**WORK INSTRUCTION**
Answer these from the page text on spectator catalysis by hydroxypropyl-beta-cyclodextrin:
(a) Which ester's cleavage do the aliphatic alcohols retard through competitive inhibition?
(b) How many potential inhibitors were present in the cleavage reactions the conclusion describes?
(c) How do the rate constants for the ester's reaction with the cyclodextrin–potential inhibitor complex depend on alcohol structure?

**PAGE TEXT**
+++

Spectator catalysis in the cleavage of p-nitrophenyl acetate and p-nitrophenyl hexanoate by ''hydroxypropyl-beta-cyclodextrin''

Aliphatic alcohols that form host-guest complexes with ''hydroxypropyl-beta-cyclodextrin'' retard the cleavage of m-nitrophenyl acetate by hydroxypropyl-beta-cyclodextrin in basic aqueous solution, due to competitive inhibition. By contrast, these same species do not inhibit the reaction of p-nitrophenyl acetate and p-nitrophenyl hexanoate to the same extent and, in some cases, the addition of alcohols serves to increase the rate-of reaction. The observed reaction kinetics require the presence of a process that has one molecule of the ''potential inhibitor'' in the transition state for ester cleavage. Rate constants, k(a), for the reaction of the {ester hydroxypropyl-beta-cyclodextrin} complexes with a series of potential inhibitors show a strong dependence on the ability of the potential inhibitor to bind to the cyclodextrin. On the other hand, rate constants for the kinetically equivalent reaction of the ester with the {cyclodextrin potential inhibitor} complex show little dependence on the alcohol structure and they vary over a very limited range. The negative logarithms of the apparent dissociation constant of the potential inhibitor from the transition state show a strong dependence on the ability of the potential inhibitor to bind to hydroxypropyl-beta-cyclodextrin, indicating that the binding of the potential inhibitor in the initial state and the transition state is similar. It is concluded that the cleavage of p-nitrophenyl acetate and p-nitrophenyl hexanoate by hydroxypropyl-beta-cyclodextrin in the presence of 14 potential inhibitors can occur with the ester largely outside of the hydroxypropyl-beta-cyclodextrin cavity during the transition state, allowing the cavity to be occupied by a molecule of potential inhibitor.

+++

**MATERIAL PROVIDED**
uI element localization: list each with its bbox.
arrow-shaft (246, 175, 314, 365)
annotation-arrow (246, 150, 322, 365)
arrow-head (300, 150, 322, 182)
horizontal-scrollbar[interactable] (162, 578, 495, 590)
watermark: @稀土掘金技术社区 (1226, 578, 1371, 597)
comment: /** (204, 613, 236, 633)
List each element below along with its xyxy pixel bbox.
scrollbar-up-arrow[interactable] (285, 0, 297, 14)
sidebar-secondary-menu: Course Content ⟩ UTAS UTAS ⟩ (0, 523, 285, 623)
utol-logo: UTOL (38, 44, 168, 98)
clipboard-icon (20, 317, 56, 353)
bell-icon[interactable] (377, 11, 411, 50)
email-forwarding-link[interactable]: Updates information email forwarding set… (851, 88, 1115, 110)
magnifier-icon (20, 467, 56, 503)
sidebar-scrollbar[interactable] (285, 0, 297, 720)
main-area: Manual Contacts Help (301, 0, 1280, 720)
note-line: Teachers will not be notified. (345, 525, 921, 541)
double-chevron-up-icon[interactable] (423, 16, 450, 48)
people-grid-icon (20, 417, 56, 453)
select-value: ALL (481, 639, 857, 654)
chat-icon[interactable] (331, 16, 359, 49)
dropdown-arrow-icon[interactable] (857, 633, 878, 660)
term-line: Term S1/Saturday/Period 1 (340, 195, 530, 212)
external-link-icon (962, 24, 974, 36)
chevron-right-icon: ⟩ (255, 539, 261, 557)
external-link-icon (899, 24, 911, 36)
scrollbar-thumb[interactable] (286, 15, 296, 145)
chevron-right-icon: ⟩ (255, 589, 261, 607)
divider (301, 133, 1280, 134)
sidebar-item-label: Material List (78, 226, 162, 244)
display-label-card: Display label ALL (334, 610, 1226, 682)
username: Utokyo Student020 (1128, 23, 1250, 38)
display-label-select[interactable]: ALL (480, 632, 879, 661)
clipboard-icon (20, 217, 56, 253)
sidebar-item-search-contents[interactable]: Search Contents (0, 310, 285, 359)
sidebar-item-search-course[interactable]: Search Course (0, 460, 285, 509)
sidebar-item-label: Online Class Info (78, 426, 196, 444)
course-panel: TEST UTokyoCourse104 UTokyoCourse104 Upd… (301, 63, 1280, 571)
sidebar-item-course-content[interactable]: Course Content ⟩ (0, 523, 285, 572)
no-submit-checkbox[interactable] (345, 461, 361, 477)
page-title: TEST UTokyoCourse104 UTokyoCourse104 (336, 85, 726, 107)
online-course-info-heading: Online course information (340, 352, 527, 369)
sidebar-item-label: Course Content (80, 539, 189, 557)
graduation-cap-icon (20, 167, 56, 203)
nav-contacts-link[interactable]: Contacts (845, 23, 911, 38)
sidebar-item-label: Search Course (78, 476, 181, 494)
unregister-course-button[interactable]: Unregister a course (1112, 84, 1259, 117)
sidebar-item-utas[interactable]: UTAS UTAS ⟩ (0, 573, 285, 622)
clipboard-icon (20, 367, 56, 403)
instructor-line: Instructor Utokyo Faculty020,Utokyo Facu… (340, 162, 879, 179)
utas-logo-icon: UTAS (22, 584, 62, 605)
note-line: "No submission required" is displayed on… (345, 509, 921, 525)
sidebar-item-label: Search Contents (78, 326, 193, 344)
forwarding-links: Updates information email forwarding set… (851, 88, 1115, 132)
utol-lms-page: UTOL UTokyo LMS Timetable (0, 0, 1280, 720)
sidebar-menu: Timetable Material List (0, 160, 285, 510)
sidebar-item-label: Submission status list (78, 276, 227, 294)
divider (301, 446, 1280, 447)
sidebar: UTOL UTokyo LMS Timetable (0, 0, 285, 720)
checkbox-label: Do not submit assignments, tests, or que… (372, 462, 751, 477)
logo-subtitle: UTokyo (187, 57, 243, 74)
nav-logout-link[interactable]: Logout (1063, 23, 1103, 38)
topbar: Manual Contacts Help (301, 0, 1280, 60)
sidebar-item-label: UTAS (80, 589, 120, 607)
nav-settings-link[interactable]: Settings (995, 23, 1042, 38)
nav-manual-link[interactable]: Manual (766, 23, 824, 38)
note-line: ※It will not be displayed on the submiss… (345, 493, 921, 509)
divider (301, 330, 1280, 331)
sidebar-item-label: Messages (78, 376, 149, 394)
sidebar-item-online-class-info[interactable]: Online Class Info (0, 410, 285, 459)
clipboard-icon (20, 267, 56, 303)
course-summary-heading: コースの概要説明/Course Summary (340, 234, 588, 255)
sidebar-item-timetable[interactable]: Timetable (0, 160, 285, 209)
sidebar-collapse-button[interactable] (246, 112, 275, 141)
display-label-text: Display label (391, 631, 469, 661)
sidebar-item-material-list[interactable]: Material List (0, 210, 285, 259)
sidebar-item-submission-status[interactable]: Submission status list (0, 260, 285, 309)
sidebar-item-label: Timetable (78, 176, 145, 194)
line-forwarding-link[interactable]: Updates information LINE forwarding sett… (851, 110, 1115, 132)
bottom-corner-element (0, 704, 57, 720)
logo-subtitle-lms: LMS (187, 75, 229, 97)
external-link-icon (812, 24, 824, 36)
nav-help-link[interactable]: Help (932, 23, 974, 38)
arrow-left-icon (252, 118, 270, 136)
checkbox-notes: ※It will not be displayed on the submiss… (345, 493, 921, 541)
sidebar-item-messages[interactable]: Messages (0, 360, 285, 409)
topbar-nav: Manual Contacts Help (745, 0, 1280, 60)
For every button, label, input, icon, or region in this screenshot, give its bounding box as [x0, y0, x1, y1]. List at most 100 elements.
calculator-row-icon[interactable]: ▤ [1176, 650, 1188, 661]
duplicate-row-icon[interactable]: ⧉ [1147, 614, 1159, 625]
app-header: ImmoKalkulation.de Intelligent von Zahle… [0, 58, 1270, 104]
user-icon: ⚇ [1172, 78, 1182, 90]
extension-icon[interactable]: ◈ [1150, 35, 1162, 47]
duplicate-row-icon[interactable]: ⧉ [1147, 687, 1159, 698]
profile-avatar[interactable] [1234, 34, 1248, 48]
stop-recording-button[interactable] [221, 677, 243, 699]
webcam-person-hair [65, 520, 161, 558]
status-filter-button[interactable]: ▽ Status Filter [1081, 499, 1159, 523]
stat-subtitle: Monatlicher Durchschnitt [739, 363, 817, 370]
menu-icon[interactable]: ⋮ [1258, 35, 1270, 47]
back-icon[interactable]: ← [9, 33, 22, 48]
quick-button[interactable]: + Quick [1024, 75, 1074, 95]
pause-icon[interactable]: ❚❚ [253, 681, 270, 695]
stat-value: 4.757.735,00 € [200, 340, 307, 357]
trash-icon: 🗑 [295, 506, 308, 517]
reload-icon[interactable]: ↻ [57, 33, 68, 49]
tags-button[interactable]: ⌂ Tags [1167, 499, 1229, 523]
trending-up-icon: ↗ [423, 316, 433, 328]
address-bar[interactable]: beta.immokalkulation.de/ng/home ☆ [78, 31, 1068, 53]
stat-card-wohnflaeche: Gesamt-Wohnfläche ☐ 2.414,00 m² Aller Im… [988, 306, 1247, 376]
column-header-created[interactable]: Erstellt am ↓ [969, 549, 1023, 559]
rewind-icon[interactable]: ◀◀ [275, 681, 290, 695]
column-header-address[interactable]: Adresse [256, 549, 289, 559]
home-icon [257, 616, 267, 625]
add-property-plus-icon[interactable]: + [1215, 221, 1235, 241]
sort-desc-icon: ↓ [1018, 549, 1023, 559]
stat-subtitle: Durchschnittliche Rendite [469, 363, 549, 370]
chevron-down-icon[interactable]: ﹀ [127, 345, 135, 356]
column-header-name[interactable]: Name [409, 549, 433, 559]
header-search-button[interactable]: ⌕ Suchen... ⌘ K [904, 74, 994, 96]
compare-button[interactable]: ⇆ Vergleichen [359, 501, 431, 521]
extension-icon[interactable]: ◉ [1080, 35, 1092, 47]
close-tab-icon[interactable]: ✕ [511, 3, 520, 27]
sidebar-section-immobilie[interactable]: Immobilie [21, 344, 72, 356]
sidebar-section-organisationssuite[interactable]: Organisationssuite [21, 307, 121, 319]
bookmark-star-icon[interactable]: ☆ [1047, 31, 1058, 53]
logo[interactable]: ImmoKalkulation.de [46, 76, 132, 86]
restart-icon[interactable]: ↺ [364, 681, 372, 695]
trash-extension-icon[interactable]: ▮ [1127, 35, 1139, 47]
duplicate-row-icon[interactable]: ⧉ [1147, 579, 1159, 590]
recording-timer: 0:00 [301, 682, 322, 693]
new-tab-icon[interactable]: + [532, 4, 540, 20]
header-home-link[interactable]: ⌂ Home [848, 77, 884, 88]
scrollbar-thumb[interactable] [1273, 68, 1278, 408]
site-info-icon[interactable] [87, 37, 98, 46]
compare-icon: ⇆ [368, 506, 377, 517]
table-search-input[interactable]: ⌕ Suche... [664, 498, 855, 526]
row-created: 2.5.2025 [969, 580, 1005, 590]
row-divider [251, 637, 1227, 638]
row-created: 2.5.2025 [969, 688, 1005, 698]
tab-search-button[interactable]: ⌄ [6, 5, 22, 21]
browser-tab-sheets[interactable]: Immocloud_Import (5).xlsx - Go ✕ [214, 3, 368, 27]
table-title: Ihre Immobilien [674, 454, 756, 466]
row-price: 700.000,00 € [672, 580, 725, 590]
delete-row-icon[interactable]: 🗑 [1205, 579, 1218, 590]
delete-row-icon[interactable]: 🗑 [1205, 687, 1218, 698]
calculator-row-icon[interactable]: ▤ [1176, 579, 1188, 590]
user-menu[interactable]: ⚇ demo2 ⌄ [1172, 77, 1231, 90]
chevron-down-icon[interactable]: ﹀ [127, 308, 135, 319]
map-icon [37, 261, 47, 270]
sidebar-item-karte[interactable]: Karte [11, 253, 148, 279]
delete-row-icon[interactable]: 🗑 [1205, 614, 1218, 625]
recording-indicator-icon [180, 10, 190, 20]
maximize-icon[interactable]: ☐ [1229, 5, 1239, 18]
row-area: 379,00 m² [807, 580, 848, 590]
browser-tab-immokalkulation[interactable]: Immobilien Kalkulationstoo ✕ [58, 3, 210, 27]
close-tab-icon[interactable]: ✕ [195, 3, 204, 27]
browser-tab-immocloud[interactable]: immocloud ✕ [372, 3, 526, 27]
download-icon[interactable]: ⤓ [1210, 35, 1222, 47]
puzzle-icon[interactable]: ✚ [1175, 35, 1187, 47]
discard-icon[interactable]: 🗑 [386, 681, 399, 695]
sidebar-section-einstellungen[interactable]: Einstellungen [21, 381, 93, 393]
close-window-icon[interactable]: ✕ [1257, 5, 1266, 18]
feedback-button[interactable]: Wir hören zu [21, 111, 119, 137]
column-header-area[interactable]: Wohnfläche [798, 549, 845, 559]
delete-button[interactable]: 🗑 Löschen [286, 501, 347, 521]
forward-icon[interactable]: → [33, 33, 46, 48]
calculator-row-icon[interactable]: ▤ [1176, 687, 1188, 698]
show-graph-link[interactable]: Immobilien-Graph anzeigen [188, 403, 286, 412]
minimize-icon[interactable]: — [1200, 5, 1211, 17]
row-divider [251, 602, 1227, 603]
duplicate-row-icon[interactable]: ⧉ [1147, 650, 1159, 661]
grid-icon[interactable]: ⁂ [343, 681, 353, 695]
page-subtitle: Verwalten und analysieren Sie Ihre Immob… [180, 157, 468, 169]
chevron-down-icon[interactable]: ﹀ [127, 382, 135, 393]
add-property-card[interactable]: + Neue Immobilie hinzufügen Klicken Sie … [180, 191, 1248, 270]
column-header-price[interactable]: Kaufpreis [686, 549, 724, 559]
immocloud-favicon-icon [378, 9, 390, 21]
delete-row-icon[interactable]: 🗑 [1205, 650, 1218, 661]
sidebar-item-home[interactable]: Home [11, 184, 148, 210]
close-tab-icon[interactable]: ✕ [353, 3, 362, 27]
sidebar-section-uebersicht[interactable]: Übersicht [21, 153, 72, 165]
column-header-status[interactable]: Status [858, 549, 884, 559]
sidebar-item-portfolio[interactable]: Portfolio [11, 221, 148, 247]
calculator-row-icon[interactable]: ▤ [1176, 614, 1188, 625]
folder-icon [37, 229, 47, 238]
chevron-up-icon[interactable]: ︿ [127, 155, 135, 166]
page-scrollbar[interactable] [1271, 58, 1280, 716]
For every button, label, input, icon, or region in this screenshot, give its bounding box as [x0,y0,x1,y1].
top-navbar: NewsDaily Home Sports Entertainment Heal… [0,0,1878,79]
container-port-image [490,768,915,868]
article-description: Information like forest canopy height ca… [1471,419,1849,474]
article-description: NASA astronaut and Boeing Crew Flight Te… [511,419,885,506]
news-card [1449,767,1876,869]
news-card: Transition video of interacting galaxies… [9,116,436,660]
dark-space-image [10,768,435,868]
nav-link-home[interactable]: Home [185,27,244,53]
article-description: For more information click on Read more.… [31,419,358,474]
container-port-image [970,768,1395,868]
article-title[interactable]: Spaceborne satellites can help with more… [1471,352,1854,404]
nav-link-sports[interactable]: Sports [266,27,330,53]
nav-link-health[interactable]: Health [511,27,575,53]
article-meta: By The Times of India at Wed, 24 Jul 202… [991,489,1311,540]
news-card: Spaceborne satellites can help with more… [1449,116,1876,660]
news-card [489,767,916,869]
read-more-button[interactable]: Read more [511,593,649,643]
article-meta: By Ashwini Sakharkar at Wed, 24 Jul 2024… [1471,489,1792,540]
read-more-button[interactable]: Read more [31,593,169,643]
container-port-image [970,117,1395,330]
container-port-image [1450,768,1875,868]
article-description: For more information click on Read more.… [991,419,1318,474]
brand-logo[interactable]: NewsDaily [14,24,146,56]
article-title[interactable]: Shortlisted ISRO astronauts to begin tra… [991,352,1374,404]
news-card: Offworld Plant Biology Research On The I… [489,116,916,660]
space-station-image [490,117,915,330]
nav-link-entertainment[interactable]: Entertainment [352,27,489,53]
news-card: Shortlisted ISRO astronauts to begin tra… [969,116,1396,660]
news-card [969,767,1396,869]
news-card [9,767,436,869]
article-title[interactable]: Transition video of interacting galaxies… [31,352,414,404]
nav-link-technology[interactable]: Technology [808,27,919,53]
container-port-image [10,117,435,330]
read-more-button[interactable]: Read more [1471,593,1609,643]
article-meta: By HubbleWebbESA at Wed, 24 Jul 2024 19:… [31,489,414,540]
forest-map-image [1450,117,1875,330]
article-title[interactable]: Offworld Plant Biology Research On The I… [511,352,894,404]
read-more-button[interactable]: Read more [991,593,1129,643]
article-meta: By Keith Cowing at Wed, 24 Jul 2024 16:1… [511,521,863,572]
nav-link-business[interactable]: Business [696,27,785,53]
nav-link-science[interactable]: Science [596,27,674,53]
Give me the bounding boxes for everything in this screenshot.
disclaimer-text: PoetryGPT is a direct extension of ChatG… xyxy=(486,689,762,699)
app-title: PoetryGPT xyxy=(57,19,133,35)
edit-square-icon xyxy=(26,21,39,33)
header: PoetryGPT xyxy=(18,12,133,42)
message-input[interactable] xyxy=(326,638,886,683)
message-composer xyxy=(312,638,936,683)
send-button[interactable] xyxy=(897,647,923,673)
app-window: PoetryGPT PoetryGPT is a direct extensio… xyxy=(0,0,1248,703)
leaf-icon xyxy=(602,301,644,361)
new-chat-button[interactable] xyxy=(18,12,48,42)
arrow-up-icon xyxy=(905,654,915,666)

+++

**PROBLEM SOLUTION**
(a) m-Nitrophenyl acetate.
(b) 14.
(c) They depend little on alcohol structure and vary over a very limited range.